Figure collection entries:
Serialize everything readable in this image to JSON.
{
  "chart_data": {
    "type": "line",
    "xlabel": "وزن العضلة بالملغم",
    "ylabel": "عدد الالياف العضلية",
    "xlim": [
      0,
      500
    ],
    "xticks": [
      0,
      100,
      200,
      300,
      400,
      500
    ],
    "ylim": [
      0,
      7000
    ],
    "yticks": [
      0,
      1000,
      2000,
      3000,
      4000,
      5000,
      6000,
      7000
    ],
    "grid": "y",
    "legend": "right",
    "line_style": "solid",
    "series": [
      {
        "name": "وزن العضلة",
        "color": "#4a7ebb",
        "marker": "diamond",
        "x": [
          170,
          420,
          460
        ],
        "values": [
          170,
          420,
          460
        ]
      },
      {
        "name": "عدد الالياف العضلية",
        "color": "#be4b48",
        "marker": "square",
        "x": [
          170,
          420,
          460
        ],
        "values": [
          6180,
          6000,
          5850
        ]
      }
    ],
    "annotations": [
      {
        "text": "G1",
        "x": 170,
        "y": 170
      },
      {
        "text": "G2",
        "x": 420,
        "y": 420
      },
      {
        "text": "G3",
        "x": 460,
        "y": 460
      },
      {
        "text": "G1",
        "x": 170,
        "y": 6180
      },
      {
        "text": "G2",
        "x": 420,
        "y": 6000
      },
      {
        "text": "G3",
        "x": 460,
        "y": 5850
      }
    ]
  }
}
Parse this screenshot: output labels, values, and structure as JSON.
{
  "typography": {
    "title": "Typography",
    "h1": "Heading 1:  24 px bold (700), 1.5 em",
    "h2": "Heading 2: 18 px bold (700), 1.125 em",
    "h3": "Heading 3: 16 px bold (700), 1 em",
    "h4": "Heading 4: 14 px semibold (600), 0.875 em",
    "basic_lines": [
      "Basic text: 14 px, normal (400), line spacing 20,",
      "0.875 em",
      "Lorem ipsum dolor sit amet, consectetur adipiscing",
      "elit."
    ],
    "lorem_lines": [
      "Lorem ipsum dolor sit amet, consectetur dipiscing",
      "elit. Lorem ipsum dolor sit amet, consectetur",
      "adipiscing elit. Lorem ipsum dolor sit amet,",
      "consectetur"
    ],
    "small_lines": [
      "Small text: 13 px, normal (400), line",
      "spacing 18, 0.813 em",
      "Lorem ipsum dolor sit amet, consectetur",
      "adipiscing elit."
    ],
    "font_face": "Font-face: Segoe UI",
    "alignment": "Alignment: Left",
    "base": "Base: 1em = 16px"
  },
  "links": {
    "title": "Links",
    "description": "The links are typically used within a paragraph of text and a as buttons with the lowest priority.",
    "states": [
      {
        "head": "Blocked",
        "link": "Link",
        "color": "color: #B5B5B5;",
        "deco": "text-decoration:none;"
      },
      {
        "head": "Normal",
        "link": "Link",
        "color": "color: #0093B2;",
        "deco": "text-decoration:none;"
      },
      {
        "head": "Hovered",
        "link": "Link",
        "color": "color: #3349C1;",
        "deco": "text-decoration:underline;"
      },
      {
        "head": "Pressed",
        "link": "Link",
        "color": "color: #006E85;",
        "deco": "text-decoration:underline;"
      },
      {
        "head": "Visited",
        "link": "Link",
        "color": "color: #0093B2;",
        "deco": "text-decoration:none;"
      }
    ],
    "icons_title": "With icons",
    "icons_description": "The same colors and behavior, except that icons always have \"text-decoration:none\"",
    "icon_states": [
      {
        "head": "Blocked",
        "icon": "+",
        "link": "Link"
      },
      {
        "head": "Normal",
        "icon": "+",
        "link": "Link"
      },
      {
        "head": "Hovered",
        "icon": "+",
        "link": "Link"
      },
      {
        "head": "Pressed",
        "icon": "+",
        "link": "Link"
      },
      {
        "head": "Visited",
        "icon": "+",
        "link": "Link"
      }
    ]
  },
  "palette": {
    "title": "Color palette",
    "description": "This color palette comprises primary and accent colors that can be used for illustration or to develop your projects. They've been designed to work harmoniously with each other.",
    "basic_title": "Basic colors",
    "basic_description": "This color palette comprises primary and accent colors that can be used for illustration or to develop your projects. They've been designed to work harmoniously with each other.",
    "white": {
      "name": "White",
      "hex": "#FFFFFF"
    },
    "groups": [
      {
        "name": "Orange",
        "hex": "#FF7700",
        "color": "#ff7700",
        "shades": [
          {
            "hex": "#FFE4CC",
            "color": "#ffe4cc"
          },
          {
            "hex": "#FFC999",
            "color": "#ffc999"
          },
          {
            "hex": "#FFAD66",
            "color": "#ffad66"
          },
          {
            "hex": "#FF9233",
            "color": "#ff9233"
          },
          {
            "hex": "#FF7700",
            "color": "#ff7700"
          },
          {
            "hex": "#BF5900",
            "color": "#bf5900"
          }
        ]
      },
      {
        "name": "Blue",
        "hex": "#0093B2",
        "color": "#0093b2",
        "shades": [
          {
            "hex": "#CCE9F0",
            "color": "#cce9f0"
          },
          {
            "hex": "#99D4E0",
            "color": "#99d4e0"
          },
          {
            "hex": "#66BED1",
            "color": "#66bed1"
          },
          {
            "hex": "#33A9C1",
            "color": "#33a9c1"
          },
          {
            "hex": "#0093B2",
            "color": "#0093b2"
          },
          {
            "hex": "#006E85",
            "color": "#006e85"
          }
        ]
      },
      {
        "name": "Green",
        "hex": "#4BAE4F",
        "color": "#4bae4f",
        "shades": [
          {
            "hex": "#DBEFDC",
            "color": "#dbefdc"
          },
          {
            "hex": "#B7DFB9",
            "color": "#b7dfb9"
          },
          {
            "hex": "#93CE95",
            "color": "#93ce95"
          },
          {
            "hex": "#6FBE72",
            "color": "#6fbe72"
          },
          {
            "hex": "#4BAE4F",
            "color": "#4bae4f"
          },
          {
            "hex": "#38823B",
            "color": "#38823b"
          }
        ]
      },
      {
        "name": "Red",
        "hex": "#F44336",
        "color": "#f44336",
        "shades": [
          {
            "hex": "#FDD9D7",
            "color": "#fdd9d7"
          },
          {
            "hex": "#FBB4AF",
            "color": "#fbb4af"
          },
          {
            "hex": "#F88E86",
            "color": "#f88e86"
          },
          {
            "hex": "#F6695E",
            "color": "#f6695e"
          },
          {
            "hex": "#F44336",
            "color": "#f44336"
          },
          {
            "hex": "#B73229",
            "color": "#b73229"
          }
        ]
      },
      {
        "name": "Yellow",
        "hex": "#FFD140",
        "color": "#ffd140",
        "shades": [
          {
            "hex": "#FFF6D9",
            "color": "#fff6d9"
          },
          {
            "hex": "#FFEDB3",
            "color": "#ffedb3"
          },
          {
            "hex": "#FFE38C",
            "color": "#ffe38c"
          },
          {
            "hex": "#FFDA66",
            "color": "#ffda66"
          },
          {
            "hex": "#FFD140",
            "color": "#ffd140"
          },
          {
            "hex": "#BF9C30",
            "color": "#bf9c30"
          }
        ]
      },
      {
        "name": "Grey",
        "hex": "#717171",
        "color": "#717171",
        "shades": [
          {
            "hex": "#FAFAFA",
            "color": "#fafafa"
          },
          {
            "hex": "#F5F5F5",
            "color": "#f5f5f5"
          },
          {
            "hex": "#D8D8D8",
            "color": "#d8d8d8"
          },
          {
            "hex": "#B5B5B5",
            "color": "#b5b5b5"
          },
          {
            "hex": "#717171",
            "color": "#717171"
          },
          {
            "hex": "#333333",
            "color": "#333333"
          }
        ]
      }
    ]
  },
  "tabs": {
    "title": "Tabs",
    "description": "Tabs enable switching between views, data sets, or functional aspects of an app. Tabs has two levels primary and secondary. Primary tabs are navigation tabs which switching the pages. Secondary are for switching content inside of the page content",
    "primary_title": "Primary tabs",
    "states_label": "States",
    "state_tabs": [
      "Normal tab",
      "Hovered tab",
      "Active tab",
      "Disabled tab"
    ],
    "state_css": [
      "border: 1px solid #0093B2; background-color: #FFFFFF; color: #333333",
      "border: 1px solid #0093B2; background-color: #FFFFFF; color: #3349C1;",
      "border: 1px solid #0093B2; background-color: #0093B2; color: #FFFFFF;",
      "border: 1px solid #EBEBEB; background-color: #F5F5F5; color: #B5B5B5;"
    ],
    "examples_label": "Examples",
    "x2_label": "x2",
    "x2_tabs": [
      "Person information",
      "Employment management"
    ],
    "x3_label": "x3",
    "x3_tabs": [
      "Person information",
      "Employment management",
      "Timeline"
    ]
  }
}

Task directions: Show every line of the listing in which the string "icons" can be found.

Solution to this task:
    "icons_title": "With icons",
    "icons_description": "The same colors and behavior, except that icons always have \"text-decoration:none\"",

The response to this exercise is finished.